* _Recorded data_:
* * * * *
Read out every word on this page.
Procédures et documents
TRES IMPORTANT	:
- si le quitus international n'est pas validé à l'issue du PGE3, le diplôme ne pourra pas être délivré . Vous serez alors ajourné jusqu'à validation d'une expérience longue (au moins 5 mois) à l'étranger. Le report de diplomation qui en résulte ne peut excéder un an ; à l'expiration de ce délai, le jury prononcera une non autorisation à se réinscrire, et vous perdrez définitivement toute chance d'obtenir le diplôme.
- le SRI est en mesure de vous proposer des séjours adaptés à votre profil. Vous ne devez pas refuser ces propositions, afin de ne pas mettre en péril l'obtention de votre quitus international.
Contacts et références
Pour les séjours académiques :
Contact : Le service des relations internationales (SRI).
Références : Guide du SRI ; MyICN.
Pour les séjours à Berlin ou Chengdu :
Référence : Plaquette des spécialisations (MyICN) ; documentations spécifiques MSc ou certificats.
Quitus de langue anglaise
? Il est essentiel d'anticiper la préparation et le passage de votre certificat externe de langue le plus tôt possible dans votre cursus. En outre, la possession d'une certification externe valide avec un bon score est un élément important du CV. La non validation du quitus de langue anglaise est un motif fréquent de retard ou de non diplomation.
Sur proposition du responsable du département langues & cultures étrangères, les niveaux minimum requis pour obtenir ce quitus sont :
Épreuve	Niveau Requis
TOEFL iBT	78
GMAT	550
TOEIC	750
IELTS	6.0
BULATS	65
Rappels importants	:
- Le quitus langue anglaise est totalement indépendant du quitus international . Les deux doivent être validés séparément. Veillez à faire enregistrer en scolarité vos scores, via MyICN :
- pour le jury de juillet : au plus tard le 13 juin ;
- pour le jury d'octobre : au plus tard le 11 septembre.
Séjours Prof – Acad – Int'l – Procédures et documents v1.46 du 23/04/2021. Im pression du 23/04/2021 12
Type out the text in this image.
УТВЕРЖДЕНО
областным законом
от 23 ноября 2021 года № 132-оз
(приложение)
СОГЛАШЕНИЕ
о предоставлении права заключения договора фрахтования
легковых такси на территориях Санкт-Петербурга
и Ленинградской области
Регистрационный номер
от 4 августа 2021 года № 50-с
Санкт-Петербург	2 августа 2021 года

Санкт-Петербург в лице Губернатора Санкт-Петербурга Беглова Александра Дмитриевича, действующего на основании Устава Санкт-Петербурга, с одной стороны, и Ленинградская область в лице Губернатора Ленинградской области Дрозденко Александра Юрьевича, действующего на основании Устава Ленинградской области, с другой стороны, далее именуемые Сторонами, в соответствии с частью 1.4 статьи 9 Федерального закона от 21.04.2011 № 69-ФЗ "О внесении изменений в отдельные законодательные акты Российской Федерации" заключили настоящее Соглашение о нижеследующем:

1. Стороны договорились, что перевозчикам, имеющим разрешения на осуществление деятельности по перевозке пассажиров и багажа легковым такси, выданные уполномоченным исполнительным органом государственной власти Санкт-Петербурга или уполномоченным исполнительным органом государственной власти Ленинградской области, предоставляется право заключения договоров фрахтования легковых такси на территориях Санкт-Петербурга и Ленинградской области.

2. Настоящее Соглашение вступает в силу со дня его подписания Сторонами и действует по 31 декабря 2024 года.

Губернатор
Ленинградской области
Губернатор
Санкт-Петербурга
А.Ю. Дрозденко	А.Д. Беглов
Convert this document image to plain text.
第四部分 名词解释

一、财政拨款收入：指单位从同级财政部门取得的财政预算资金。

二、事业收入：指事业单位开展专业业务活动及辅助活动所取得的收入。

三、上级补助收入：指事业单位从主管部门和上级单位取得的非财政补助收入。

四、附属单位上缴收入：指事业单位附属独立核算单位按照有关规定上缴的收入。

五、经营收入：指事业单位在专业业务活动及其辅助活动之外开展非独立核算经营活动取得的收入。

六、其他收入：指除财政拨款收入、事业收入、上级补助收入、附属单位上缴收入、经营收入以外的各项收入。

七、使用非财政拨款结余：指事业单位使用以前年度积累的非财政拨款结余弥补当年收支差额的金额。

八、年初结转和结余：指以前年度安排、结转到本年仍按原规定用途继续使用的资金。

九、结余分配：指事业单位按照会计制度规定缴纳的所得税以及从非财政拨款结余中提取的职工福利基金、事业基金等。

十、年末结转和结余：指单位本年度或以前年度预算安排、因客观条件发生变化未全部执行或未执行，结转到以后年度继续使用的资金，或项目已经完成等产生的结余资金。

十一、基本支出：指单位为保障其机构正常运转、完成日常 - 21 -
* * * * *
* _YOUR GOAL_: Make an exact copy of every entry.

* _RESPONSE TO THE TASK_:
Read out every word on this page.
Procédures et documents
TRES IMPORTANT	:
- si le quitus international n'est pas validé à l'issue du PGE3, le diplôme ne pourra pas être délivré . Vous serez alors ajourné jusqu'à validation d'une expérience longue (au moins 5 mois) à l'étranger. Le report de diplomation qui en résulte ne peut excéder un an ; à l'expiration de ce délai, le jury prononcera une non autorisation à se réinscrire, et vous perdrez définitivement toute chance d'obtenir le diplôme.
- le SRI est en mesure de vous proposer des séjours adaptés à votre profil. Vous ne devez pas refuser ces propositions, afin de ne pas mettre en péril l'obtention de votre quitus international.
Contacts et références
Pour les séjours académiques :
Contact : Le service des relations internationales (SRI).
Références : Guide du SRI ; MyICN.
Pour les séjours à Berlin ou Chengdu :
Référence : Plaquette des spécialisations (MyICN) ; documentations spécifiques MSc ou certificats.
Quitus de langue anglaise
? Il est essentiel d'anticiper la préparation et le passage de votre certificat externe de langue le plus tôt possible dans votre cursus. En outre, la possession d'une certification externe valide avec un bon score est un élément important du CV. La non validation du quitus de langue anglaise est un motif fréquent de retard ou de non diplomation.
Sur proposition du responsable du département langues & cultures étrangères, les niveaux minimum requis pour obtenir ce quitus sont :
Épreuve	Niveau Requis
TOEFL iBT	78
GMAT	550
TOEIC	750
IELTS	6.0
BULATS	65
Rappels importants	:
- Le quitus langue anglaise est totalement indépendant du quitus international . Les deux doivent être validés séparément. Veillez à faire enregistrer en scolarité vos scores, via MyICN :
- pour le jury de juillet : au plus tard le 13 juin ;
- pour le jury d'octobre : au plus tard le 11 septembre.
Séjours Prof – Acad – Int'l – Procédures et documents v1.46 du 23/04/2021. Im pression du 23/04/2021 12
Type out the text in this image.
УТВЕРЖДЕНО
областным законом
от 23 ноября 2021 года № 132-оз
(приложение)
СОГЛАШЕНИЕ
о предоставлении права заключения договора фрахтования
легковых такси на территориях Санкт-Петербурга
и Ленинградской области
Регистрационный номер
от 4 августа 2021 года № 50-с
Санкт-Петербург	2 августа 2021 года

Санкт-Петербург в лице Губернатора Санкт-Петербурга Беглова Александра Дмитриевича, действующего на основании Устава Санкт-Петербурга, с одной стороны, и Ленинградская область в лице Губернатора Ленинградской области Дрозденко Александра Юрьевича, действующего на основании Устава Ленинградской области, с другой стороны, далее именуемые Сторонами, в соответствии с частью 1.4 статьи 9 Федерального закона от 21.04.2011 № 69-ФЗ "О внесении изменений в отдельные законодательные акты Российской Федерации" заключили настоящее Соглашение о нижеследующем:

1. Стороны договорились, что перевозчикам, имеющим разрешения на осуществление деятельности по перевозке пассажиров и багажа легковым такси, выданные уполномоченным исполнительным органом государственной власти Санкт-Петербурга или уполномоченным исполнительным органом государственной власти Ленинградской области, предоставляется право заключения договоров фрахтования легковых такси на территориях Санкт-Петербурга и Ленинградской области.

2. Настоящее Соглашение вступает в силу со дня его подписания Сторонами и действует по 31 декабря 2024 года.

Губернатор
Ленинградской области
Губернатор
Санкт-Петербурга
А.Ю. Дрозденко	А.Д. Беглов
Convert this document image to plain text.
第四部分 名词解释

一、财政拨款收入：指单位从同级财政部门取得的财政预算资金。

二、事业收入：指事业单位开展专业业务活动及辅助活动所取得的收入。

三、上级补助收入：指事业单位从主管部门和上级单位取得的非财政补助收入。

四、附属单位上缴收入：指事业单位附属独立核算单位按照有关规定上缴的收入。

五、经营收入：指事业单位在专业业务活动及其辅助活动之外开展非独立核算经营活动取得的收入。

六、其他收入：指除财政拨款收入、事业收入、上级补助收入、附属单位上缴收入、经营收入以外的各项收入。

七、使用非财政拨款结余：指事业单位使用以前年度积累的非财政拨款结余弥补当年收支差额的金额。

八、年初结转和结余：指以前年度安排、结转到本年仍按原规定用途继续使用的资金。

九、结余分配：指事业单位按照会计制度规定缴纳的所得税以及从非财政拨款结余中提取的职工福利基金、事业基金等。

十、年末结转和结余：指单位本年度或以前年度预算安排、因客观条件发生变化未全部执行或未执行，结转到以后年度继续使用的资金，或项目已经完成等产生的结余资金。

十一、基本支出：指单位为保障其机构正常运转、完成日常 - 21 -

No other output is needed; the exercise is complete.